## Your task
Transcribe each record below word for word.

┌────────

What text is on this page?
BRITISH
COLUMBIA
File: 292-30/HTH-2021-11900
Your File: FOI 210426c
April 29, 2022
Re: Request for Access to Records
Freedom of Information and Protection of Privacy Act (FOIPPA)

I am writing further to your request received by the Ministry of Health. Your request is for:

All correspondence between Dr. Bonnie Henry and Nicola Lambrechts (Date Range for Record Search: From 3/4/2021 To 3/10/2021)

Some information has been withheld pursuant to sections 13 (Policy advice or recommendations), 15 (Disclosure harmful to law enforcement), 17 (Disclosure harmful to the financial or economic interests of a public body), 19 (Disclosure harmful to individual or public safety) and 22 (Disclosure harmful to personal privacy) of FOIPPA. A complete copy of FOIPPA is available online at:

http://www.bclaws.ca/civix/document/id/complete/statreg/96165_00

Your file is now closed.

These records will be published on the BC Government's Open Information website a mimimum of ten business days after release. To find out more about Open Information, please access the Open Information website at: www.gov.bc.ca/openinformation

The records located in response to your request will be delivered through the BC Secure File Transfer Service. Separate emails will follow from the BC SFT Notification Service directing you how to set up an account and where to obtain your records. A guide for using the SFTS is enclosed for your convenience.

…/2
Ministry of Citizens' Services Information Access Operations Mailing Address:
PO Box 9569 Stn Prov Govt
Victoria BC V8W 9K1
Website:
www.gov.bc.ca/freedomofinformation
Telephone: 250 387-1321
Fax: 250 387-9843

└────────

## Written response
What text is on this page?
BRITISH
COLUMBIA
File: 292-30/HTH-2021-11900
Your File: FOI 210426c
April 29, 2022
Re: Request for Access to Records
Freedom of Information and Protection of Privacy Act (FOIPPA)

I am writing further to your request received by the Ministry of Health. Your request is for:

All correspondence between Dr. Bonnie Henry and Nicola Lambrechts (Date Range for Record Search: From 3/4/2021 To 3/10/2021)

Some information has been withheld pursuant to sections 13 (Policy advice or recommendations), 15 (Disclosure harmful to law enforcement), 17 (Disclosure harmful to the financial or economic interests of a public body), 19 (Disclosure harmful to individual or public safety) and 22 (Disclosure harmful to personal privacy) of FOIPPA. A complete copy of FOIPPA is available online at:

http://www.bclaws.ca/civix/document/id/complete/statreg/96165_00

Your file is now closed.

These records will be published on the BC Government's Open Information website a mimimum of ten business days after release. To find out more about Open Information, please access the Open Information website at: www.gov.bc.ca/openinformation

The records located in response to your request will be delivered through the BC Secure File Transfer Service. Separate emails will follow from the BC SFT Notification Service directing you how to set up an account and where to obtain your records. A guide for using the SFTS is enclosed for your convenience.

…/2
Ministry of Citizens' Services Information Access Operations Mailing Address:
PO Box 9569 Stn Prov Govt
Victoria BC V8W 9K1
Website:
www.gov.bc.ca/freedomofinformation
Telephone: 250 387-1321
Fax: 250 387-9843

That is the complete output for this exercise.